▸ **What to produce**:
Transcribe the records below exactly as they appear.

▸ **Provided material**:

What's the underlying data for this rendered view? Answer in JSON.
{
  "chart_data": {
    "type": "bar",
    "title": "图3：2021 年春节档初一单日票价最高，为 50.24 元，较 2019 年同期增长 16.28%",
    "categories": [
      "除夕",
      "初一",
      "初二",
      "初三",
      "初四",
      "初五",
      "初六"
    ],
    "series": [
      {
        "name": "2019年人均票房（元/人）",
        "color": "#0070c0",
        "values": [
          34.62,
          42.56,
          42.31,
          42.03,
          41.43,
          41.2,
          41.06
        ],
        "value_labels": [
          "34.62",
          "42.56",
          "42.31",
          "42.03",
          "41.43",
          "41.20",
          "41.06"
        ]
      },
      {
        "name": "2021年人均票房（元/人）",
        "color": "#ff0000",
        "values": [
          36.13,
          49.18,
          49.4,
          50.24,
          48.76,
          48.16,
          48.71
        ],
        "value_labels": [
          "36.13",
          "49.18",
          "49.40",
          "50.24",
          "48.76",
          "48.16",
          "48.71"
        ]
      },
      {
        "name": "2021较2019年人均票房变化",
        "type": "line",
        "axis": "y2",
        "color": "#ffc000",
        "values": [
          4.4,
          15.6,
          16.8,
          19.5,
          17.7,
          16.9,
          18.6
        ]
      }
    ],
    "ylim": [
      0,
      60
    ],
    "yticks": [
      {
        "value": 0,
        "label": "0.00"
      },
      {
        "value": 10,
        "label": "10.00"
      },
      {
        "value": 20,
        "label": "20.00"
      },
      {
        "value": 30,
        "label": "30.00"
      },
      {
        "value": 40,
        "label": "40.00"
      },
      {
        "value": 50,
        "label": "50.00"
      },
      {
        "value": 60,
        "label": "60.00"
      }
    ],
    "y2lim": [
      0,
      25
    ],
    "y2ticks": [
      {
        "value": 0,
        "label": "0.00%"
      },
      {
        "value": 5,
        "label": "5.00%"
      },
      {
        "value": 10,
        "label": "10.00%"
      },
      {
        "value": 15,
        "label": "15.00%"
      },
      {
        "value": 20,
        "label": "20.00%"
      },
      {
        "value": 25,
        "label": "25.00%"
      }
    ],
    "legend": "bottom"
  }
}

▸ **Expected output**:
What's the underlying data for this rendered view? Answer in JSON.
{
  "chart_data": {
    "type": "bar",
    "title": "图3：2021 年春节档初一单日票价最高，为 50.24 元，较 2019 年同期增长 16.28%",
    "categories": [
      "除夕",
      "初一",
      "初二",
      "初三",
      "初四",
      "初五",
      "初六"
    ],
    "series": [
      {
        "name": "2019年人均票房（元/人）",
        "color": "#0070c0",
        "values": [
          34.62,
          42.56,
          42.31,
          42.03,
          41.43,
          41.2,
          41.06
        ],
        "value_labels": [
          "34.62",
          "42.56",
          "42.31",
          "42.03",
          "41.43",
          "41.20",
          "41.06"
        ]
      },
      {
        "name": "2021年人均票房（元/人）",
        "color": "#ff0000",
        "values": [
          36.13,
          49.18,
          49.4,
          50.24,
          48.76,
          48.16,
          48.71
        ],
        "value_labels": [
          "36.13",
          "49.18",
          "49.40",
          "50.24",
          "48.76",
          "48.16",
          "48.71"
        ]
      },
      {
        "name": "2021较2019年人均票房变化",
        "type": "line",
        "axis": "y2",
        "color": "#ffc000",
        "values": [
          4.4,
          15.6,
          16.8,
          19.5,
          17.7,
          16.9,
          18.6
        ]
      }
    ],
    "ylim": [
      0,
      60
    ],
    "yticks": [
      {
        "value": 0,
        "label": "0.00"
      },
      {
        "value": 10,
        "label": "10.00"
      },
      {
        "value": 20,
        "label": "20.00"
      },
      {
        "value": 30,
        "label": "30.00"
      },
      {
        "value": 40,
        "label": "40.00"
      },
      {
        "value": 50,
        "label": "50.00"
      },
      {
        "value": 60,
        "label": "60.00"
      }
    ],
    "y2lim": [
      0,
      25
    ],
    "y2ticks": [
      {
        "value": 0,
        "label": "0.00%"
      },
      {
        "value": 5,
        "label": "5.00%"
      },
      {
        "value": 10,
        "label": "10.00%"
      },
      {
        "value": 15,
        "label": "15.00%"
      },
      {
        "value": 20,
        "label": "20.00%"
      },
      {
        "value": 25,
        "label": "25.00%"
      }
    ],
    "legend": "bottom"
  }
}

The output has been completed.